Entries taken from a collection:

"""

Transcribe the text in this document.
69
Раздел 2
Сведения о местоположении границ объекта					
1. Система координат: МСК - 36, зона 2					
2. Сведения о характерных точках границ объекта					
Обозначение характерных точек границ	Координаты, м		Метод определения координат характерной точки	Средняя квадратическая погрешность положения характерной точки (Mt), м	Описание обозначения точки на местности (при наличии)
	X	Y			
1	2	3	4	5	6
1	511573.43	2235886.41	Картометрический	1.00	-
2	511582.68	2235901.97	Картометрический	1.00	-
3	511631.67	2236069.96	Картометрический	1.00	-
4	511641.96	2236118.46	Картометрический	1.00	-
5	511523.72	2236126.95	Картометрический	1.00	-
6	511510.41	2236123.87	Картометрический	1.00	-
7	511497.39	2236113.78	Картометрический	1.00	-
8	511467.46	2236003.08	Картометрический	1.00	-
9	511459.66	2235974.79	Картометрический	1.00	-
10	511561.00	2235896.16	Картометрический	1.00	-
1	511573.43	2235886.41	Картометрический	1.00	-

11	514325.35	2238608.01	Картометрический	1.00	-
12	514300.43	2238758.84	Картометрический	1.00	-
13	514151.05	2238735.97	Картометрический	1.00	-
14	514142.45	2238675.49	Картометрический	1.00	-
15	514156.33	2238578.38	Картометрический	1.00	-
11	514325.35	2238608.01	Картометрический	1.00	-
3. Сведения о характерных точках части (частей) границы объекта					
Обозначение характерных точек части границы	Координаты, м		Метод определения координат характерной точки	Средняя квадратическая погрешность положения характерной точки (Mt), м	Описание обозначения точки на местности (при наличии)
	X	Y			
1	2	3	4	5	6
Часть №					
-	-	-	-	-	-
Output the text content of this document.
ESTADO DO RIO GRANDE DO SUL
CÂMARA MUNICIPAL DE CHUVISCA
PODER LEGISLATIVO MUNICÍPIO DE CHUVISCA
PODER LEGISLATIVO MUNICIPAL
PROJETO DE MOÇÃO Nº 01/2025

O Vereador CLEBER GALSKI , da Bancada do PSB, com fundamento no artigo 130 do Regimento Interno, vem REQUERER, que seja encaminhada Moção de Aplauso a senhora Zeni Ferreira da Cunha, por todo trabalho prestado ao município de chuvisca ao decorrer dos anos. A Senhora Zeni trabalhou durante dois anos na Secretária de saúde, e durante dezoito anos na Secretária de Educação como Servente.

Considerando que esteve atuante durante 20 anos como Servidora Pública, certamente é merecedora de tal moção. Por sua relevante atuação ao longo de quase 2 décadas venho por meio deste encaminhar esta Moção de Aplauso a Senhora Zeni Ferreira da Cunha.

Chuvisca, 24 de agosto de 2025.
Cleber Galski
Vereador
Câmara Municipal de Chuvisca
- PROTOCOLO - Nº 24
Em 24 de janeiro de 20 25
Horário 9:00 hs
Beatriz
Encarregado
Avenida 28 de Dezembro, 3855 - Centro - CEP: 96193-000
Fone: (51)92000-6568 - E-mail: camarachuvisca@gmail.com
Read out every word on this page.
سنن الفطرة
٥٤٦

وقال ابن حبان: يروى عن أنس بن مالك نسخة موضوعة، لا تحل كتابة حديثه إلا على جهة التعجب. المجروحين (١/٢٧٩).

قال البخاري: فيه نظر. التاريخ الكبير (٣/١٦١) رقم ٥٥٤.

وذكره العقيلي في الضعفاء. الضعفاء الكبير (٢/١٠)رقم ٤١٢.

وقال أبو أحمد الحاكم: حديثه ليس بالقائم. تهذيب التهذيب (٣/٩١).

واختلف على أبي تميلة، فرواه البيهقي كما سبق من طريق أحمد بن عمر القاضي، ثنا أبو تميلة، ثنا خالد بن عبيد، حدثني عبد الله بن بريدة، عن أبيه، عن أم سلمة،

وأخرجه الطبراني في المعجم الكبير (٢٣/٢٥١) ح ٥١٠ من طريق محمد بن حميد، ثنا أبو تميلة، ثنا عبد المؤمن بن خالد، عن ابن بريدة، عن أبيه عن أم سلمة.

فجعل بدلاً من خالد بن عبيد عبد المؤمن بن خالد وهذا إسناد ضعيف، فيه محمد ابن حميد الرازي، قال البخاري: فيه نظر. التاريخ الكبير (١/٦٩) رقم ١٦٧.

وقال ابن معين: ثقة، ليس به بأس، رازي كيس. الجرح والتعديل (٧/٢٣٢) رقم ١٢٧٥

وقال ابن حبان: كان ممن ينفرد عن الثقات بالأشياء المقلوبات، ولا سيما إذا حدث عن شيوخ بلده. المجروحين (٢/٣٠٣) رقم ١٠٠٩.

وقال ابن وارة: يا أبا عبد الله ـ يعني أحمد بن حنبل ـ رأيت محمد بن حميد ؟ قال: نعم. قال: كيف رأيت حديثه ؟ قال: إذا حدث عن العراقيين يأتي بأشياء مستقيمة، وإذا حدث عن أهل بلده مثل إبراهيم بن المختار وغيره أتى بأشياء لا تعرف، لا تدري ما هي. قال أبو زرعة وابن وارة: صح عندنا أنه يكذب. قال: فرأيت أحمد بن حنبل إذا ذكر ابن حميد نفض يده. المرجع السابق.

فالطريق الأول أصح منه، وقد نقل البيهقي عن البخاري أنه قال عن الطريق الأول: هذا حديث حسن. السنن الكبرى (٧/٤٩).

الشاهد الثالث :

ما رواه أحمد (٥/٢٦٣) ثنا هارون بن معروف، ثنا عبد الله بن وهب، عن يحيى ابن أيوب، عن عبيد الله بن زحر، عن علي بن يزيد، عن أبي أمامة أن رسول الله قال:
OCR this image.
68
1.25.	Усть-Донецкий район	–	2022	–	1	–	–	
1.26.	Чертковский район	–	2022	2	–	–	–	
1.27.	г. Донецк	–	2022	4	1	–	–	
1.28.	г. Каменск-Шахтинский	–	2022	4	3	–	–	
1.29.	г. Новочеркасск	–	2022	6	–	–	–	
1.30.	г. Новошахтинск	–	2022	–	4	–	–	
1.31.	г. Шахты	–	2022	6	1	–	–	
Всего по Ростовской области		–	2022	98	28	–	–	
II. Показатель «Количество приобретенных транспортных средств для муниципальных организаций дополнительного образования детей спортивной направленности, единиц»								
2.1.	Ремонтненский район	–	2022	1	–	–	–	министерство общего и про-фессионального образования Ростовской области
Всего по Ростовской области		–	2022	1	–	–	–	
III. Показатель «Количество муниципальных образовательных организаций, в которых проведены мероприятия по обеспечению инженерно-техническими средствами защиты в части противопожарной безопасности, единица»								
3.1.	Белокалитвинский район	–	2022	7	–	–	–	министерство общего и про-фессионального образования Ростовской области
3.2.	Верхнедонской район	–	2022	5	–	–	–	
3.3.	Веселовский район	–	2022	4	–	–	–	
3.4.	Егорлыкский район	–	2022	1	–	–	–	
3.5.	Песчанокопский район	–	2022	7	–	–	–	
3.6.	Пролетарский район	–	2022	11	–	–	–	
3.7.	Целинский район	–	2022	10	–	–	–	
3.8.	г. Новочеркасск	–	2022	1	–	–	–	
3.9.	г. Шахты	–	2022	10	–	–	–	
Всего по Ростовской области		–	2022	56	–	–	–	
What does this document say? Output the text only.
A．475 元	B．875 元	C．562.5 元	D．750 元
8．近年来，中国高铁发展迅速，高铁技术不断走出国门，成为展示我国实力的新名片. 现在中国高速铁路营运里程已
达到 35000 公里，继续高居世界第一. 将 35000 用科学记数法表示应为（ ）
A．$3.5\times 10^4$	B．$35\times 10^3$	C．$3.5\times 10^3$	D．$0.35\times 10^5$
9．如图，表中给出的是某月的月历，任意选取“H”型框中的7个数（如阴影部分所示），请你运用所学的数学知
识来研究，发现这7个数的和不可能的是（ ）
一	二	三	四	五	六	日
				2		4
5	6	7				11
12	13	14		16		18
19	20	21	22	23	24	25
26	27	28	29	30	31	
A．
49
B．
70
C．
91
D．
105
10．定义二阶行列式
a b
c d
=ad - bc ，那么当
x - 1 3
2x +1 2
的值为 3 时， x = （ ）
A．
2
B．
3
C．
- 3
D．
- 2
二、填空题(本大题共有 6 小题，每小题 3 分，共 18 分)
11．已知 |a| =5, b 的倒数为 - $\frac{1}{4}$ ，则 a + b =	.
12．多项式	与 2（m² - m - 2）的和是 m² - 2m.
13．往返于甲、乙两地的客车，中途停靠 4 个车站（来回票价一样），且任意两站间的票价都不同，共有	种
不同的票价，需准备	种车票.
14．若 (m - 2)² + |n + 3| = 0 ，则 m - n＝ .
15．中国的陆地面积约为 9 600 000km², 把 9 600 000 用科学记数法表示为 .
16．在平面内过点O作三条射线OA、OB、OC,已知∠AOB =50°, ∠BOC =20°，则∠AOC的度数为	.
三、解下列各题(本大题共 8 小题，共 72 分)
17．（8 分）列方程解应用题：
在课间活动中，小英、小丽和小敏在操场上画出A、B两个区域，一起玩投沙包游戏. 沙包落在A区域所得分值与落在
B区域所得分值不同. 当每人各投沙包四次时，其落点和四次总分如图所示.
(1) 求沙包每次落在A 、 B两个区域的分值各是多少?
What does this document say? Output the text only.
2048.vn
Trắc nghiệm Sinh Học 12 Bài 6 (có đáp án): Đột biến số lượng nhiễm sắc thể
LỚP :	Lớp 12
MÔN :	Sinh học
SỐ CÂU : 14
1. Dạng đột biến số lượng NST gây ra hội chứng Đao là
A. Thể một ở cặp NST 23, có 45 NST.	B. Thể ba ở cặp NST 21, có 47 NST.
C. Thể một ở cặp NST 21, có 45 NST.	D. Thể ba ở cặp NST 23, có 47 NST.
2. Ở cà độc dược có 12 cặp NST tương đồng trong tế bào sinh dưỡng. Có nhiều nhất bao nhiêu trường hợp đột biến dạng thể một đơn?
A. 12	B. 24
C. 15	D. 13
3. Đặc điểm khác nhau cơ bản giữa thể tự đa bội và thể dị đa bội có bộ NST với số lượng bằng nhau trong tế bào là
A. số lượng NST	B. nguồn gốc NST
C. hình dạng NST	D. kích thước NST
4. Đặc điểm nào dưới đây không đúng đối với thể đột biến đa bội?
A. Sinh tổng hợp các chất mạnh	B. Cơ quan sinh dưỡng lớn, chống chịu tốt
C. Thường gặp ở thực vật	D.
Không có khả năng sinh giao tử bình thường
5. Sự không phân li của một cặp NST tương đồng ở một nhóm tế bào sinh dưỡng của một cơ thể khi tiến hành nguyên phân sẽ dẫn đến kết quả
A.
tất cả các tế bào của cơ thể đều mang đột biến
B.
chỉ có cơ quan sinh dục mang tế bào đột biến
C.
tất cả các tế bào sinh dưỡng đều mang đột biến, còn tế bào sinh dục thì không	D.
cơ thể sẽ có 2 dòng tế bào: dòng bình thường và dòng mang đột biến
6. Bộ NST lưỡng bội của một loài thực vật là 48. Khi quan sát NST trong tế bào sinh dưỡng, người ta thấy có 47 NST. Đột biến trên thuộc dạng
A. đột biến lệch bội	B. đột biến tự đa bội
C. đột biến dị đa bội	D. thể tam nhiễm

"""

Copy each line of the records that contains the word "خالد".

> **ANSWER TO THE TASK**:
واختلف على أبي تميلة، فرواه البيهقي كما سبق من طريق أحمد بن عمر القاضي، ثنا أبو تميلة، ثنا خالد بن عبيد، حدثني عبد الله بن بريدة، عن أبيه، عن أم سلمة،
وأخرجه الطبراني في المعجم الكبير (٢٣/٢٥١) ح ٥١٠ من طريق محمد بن حميد، ثنا أبو تميلة، ثنا عبد المؤمن بن خالد، عن ابن بريدة، عن أبيه عن أم سلمة.
فجعل بدلاً من خالد بن عبيد عبد المؤمن بن خالد وهذا إسناد ضعيف، فيه محمد ابن حميد الرازي، قال البخاري: فيه نظر. التاريخ الكبير (١/٦٩) رقم ١٦٧.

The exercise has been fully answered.